# Rows from a dataset
───

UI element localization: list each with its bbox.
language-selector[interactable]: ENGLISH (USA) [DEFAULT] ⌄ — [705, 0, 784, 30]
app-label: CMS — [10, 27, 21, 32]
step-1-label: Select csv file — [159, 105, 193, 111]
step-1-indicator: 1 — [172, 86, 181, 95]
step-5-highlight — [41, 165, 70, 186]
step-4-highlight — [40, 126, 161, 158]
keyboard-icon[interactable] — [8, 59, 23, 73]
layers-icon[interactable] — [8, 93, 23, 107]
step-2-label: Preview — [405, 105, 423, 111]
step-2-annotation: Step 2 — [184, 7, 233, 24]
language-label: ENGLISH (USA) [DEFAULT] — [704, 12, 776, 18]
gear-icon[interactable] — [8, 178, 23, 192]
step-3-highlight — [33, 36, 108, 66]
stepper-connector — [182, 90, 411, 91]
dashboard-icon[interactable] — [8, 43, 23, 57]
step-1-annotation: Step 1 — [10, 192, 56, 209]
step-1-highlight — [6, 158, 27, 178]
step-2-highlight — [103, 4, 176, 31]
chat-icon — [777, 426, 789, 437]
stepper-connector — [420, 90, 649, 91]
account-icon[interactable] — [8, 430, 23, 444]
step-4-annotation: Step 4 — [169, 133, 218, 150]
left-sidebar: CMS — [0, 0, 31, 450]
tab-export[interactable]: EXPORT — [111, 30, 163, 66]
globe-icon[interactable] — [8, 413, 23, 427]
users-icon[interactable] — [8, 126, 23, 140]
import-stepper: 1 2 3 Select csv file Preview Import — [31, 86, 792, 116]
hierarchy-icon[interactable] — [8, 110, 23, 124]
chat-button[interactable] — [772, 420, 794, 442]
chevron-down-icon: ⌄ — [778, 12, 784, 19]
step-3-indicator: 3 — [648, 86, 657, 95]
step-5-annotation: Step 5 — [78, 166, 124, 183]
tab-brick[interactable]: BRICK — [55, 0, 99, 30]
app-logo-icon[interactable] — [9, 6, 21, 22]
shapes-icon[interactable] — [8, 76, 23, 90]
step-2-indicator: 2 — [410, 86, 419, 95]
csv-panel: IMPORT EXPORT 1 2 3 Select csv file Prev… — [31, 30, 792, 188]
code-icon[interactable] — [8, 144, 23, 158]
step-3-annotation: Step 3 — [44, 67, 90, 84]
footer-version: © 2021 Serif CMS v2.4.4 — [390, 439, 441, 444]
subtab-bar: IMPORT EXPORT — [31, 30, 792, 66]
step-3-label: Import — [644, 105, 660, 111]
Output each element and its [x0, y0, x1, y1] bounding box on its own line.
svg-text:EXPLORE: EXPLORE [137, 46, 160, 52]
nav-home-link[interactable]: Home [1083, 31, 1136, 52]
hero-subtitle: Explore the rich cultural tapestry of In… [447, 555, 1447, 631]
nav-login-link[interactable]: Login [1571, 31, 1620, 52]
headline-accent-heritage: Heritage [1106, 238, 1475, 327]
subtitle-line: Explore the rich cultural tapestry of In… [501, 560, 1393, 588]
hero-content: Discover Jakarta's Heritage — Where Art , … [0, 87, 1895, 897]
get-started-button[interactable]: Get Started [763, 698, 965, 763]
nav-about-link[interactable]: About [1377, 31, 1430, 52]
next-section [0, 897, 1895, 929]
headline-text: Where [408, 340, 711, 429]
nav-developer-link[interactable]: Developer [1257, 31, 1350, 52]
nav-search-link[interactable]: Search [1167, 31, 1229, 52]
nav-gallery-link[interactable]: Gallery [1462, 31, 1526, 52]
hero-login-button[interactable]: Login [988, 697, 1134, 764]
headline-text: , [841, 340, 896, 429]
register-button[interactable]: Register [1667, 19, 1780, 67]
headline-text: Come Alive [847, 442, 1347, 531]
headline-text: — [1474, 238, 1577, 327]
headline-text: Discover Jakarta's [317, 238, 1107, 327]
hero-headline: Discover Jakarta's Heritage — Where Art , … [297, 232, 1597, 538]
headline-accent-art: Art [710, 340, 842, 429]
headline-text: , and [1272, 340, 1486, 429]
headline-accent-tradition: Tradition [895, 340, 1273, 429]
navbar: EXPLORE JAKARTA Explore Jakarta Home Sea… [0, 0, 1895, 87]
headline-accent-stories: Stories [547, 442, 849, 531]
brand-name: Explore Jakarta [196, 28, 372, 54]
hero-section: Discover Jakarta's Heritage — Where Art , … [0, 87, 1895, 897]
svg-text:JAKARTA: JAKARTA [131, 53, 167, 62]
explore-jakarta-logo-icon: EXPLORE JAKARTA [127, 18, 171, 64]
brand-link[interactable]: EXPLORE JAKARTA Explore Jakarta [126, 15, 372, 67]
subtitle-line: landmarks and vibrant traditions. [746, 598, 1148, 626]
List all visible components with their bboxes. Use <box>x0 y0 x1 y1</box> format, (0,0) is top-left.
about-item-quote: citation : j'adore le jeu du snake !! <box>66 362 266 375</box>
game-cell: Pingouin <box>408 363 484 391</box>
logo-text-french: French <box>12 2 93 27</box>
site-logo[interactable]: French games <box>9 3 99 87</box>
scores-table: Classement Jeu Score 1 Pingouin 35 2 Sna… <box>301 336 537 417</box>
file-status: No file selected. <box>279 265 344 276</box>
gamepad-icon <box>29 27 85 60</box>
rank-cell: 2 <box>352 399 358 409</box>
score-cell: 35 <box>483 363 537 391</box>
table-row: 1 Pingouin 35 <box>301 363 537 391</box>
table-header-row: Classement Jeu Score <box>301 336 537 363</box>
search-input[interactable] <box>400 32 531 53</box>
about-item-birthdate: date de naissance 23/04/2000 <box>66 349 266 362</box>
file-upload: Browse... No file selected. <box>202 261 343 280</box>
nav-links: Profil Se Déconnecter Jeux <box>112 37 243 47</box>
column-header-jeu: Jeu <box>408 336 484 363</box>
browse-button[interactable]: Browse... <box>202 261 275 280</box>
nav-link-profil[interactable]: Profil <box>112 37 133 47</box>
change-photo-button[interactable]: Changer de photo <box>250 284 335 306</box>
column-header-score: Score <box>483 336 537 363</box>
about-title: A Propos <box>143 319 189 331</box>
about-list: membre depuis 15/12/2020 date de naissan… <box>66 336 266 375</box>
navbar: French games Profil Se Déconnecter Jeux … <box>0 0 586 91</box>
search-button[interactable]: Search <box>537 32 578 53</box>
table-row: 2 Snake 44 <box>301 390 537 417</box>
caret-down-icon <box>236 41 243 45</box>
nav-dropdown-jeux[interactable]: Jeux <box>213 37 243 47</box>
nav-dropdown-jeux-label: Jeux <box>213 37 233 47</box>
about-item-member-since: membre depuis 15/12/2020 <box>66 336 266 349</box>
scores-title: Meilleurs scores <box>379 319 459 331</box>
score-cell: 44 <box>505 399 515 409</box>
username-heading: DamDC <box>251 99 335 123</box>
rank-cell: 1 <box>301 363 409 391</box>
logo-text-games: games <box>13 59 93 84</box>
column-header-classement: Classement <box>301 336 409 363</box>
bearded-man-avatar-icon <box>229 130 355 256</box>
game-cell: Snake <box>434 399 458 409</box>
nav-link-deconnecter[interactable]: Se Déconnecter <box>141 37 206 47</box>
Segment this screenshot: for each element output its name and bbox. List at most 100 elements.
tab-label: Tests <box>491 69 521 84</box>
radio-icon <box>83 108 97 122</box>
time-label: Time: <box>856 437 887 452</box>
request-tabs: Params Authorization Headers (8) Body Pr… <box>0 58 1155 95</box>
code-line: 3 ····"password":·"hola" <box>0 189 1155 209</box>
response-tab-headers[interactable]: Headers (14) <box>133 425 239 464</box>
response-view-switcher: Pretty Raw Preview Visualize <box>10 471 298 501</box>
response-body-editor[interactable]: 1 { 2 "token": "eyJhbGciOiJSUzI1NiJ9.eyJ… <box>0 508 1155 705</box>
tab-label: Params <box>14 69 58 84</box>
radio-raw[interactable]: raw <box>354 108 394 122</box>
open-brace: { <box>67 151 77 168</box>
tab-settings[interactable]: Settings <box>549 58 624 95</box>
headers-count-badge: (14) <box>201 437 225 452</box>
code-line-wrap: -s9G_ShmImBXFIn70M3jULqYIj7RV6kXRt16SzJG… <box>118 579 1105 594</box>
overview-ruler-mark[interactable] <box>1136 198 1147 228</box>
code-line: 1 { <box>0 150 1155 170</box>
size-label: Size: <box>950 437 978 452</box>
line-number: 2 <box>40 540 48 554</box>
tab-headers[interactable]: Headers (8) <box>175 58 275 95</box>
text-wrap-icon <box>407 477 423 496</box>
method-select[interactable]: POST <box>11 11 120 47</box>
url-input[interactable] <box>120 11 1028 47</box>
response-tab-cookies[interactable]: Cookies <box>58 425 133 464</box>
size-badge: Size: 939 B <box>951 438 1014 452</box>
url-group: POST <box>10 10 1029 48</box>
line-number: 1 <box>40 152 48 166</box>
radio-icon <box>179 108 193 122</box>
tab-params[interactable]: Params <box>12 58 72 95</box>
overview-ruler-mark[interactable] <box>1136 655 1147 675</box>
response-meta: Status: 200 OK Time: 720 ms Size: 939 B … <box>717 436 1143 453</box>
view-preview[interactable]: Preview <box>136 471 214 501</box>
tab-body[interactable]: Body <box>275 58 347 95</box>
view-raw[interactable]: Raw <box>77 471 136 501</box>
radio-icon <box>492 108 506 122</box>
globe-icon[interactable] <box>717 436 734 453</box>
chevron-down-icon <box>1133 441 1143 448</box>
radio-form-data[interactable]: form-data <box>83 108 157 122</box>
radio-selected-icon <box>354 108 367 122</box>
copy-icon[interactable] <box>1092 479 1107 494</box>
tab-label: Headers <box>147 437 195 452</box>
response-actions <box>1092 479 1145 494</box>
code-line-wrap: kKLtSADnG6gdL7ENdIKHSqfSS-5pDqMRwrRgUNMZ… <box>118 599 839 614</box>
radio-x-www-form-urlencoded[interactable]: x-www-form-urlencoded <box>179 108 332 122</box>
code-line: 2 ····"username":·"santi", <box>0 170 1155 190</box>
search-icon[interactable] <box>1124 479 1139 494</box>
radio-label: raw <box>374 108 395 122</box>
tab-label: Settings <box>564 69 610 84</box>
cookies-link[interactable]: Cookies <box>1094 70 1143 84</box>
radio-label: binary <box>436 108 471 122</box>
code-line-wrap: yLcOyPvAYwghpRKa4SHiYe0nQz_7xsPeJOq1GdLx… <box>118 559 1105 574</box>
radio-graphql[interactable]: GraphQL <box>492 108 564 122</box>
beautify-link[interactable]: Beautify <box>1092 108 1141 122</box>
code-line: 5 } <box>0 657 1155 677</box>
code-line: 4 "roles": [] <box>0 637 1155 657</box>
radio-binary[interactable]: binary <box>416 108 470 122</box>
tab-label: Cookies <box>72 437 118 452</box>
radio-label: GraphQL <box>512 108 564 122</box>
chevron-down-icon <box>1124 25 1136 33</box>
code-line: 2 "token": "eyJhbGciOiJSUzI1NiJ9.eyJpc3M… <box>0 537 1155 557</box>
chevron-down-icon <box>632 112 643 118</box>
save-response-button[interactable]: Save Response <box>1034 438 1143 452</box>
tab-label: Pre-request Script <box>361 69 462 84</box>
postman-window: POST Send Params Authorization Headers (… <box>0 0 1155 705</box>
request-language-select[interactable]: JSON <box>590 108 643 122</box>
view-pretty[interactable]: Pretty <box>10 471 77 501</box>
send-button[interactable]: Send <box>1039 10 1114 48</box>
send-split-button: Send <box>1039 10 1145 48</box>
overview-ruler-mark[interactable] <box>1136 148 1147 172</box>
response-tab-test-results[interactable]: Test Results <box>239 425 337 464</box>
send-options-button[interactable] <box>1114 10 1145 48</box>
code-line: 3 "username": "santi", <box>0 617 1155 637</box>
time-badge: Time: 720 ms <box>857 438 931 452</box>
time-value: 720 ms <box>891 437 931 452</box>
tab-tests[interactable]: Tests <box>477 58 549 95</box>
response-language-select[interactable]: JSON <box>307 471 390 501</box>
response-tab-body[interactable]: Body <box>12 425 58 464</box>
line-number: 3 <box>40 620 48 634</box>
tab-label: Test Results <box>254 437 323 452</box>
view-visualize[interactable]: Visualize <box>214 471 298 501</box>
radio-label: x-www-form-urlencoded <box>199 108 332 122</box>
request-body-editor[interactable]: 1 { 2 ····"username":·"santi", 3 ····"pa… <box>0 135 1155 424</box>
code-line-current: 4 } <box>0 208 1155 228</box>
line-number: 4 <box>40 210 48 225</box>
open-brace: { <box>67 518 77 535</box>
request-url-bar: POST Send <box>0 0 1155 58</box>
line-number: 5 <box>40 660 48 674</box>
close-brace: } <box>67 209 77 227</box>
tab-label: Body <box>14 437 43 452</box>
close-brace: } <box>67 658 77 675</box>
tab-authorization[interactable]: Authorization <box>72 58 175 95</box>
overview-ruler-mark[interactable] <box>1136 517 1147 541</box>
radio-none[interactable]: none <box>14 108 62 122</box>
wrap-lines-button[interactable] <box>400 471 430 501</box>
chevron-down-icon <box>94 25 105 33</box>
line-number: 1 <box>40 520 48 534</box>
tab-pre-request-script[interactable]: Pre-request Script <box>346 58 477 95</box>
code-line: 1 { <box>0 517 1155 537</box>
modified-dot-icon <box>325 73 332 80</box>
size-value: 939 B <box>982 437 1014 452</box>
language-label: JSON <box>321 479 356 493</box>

───

# Written exercise
Pull out the lines of the records from the very first one through the line that contains "stepper-connector — [420, 90, 649, 91]", and repeat them unchanged.

# Answer to the problem
UI element localization: list each with its bbox.
language-selector[interactable]: ENGLISH (USA) [DEFAULT] ⌄ — [705, 0, 784, 30]
app-label: CMS — [10, 27, 21, 32]
step-1-label: Select csv file — [159, 105, 193, 111]
step-1-indicator: 1 — [172, 86, 181, 95]
step-5-highlight — [41, 165, 70, 186]
step-4-highlight — [40, 126, 161, 158]
keyboard-icon[interactable] — [8, 59, 23, 73]
layers-icon[interactable] — [8, 93, 23, 107]
step-2-label: Preview — [405, 105, 423, 111]
step-2-annotation: Step 2 — [184, 7, 233, 24]
language-label: ENGLISH (USA) [DEFAULT] — [704, 12, 776, 18]
gear-icon[interactable] — [8, 178, 23, 192]
step-3-highlight — [33, 36, 108, 66]
stepper-connector — [182, 90, 411, 91]
dashboard-icon[interactable] — [8, 43, 23, 57]
step-1-annotation: Step 1 — [10, 192, 56, 209]
step-1-highlight — [6, 158, 27, 178]
step-2-highlight — [103, 4, 176, 31]
chat-icon — [777, 426, 789, 437]
stepper-connector — [420, 90, 649, 91]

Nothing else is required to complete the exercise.